Material provided
>> BEGIN

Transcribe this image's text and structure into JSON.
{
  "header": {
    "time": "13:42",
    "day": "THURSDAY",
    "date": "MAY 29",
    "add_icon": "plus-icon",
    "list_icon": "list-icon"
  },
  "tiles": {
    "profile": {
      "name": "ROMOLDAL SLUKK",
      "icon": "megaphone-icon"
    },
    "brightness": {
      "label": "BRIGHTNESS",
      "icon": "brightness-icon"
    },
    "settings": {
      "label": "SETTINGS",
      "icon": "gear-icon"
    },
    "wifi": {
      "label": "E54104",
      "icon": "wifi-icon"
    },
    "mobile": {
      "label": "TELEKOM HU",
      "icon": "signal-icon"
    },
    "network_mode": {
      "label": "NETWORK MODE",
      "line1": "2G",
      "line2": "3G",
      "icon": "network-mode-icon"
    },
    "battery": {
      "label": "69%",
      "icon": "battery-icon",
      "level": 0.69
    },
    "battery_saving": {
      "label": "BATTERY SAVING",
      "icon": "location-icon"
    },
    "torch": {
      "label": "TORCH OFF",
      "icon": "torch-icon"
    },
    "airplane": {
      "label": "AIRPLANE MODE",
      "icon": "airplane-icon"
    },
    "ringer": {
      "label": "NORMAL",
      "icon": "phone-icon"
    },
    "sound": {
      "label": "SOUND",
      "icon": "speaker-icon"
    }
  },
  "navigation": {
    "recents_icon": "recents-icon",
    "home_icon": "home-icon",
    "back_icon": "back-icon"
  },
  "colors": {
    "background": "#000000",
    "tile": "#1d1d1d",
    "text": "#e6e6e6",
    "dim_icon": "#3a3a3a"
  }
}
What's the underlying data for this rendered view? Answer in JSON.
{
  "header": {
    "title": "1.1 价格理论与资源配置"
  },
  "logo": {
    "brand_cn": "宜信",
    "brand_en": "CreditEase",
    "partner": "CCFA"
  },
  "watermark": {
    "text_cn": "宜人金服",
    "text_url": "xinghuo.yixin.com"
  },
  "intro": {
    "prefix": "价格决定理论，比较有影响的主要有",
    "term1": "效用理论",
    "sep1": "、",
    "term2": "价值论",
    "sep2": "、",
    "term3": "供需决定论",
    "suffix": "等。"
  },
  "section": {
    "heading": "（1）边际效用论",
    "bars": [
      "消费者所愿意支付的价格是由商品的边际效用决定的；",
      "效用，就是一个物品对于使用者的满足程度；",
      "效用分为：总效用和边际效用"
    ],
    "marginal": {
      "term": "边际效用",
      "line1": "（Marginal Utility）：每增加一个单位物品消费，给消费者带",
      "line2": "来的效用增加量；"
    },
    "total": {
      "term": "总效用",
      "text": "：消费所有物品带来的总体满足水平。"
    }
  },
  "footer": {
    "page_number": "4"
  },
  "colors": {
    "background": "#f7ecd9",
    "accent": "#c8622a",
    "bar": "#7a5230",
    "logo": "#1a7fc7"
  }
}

>> END

What you will do
Give the entries again in full, exactly as they are written.

Written solution
Transcribe this image's text and structure into JSON.
{
  "header": {
    "time": "13:42",
    "day": "THURSDAY",
    "date": "MAY 29",
    "add_icon": "plus-icon",
    "list_icon": "list-icon"
  },
  "tiles": {
    "profile": {
      "name": "ROMOLDAL SLUKK",
      "icon": "megaphone-icon"
    },
    "brightness": {
      "label": "BRIGHTNESS",
      "icon": "brightness-icon"
    },
    "settings": {
      "label": "SETTINGS",
      "icon": "gear-icon"
    },
    "wifi": {
      "label": "E54104",
      "icon": "wifi-icon"
    },
    "mobile": {
      "label": "TELEKOM HU",
      "icon": "signal-icon"
    },
    "network_mode": {
      "label": "NETWORK MODE",
      "line1": "2G",
      "line2": "3G",
      "icon": "network-mode-icon"
    },
    "battery": {
      "label": "69%",
      "icon": "battery-icon",
      "level": 0.69
    },
    "battery_saving": {
      "label": "BATTERY SAVING",
      "icon": "location-icon"
    },
    "torch": {
      "label": "TORCH OFF",
      "icon": "torch-icon"
    },
    "airplane": {
      "label": "AIRPLANE MODE",
      "icon": "airplane-icon"
    },
    "ringer": {
      "label": "NORMAL",
      "icon": "phone-icon"
    },
    "sound": {
      "label": "SOUND",
      "icon": "speaker-icon"
    }
  },
  "navigation": {
    "recents_icon": "recents-icon",
    "home_icon": "home-icon",
    "back_icon": "back-icon"
  },
  "colors": {
    "background": "#000000",
    "tile": "#1d1d1d",
    "text": "#e6e6e6",
    "dim_icon": "#3a3a3a"
  }
}
What's the underlying data for this rendered view? Answer in JSON.
{
  "header": {
    "title": "1.1 价格理论与资源配置"
  },
  "logo": {
    "brand_cn": "宜信",
    "brand_en": "CreditEase",
    "partner": "CCFA"
  },
  "watermark": {
    "text_cn": "宜人金服",
    "text_url": "xinghuo.yixin.com"
  },
  "intro": {
    "prefix": "价格决定理论，比较有影响的主要有",
    "term1": "效用理论",
    "sep1": "、",
    "term2": "价值论",
    "sep2": "、",
    "term3": "供需决定论",
    "suffix": "等。"
  },
  "section": {
    "heading": "（1）边际效用论",
    "bars": [
      "消费者所愿意支付的价格是由商品的边际效用决定的；",
      "效用，就是一个物品对于使用者的满足程度；",
      "效用分为：总效用和边际效用"
    ],
    "marginal": {
      "term": "边际效用",
      "line1": "（Marginal Utility）：每增加一个单位物品消费，给消费者带",
      "line2": "来的效用增加量；"
    },
    "total": {
      "term": "总效用",
      "text": "：消费所有物品带来的总体满足水平。"
    }
  },
  "footer": {
    "page_number": "4"
  },
  "colors": {
    "background": "#f7ecd9",
    "accent": "#c8622a",
    "bar": "#7a5230",
    "logo": "#1a7fc7"
  }
}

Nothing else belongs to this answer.